- GIVEN INSTRUCTION -
Write the data out again in full, with no departure from the original.

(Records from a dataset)
────────────────
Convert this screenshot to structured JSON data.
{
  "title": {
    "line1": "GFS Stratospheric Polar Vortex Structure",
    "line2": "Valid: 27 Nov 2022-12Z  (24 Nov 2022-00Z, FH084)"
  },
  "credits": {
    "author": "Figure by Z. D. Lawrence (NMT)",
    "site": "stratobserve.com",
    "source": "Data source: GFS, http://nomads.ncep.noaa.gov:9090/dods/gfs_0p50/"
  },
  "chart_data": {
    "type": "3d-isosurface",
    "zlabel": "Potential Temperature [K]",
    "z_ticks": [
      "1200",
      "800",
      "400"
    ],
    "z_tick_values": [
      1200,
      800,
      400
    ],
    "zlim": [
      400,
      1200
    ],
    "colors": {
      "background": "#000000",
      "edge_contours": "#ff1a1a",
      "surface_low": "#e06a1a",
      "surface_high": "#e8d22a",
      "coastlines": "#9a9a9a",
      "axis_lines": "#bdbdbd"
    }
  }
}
────────────────
- THE OUTPUT -
Convert this screenshot to structured JSON data.
{
  "title": {
    "line1": "GFS Stratospheric Polar Vortex Structure",
    "line2": "Valid: 27 Nov 2022-12Z  (24 Nov 2022-00Z, FH084)"
  },
  "credits": {
    "author": "Figure by Z. D. Lawrence (NMT)",
    "site": "stratobserve.com",
    "source": "Data source: GFS, http://nomads.ncep.noaa.gov:9090/dods/gfs_0p50/"
  },
  "chart_data": {
    "type": "3d-isosurface",
    "zlabel": "Potential Temperature [K]",
    "z_ticks": [
      "1200",
      "800",
      "400"
    ],
    "z_tick_values": [
      1200,
      800,
      400
    ],
    "zlim": [
      400,
      1200
    ],
    "colors": {
      "background": "#000000",
      "edge_contours": "#ff1a1a",
      "surface_low": "#e06a1a",
      "surface_high": "#e8d22a",
      "coastlines": "#9a9a9a",
      "axis_lines": "#bdbdbd"
    }
  }
}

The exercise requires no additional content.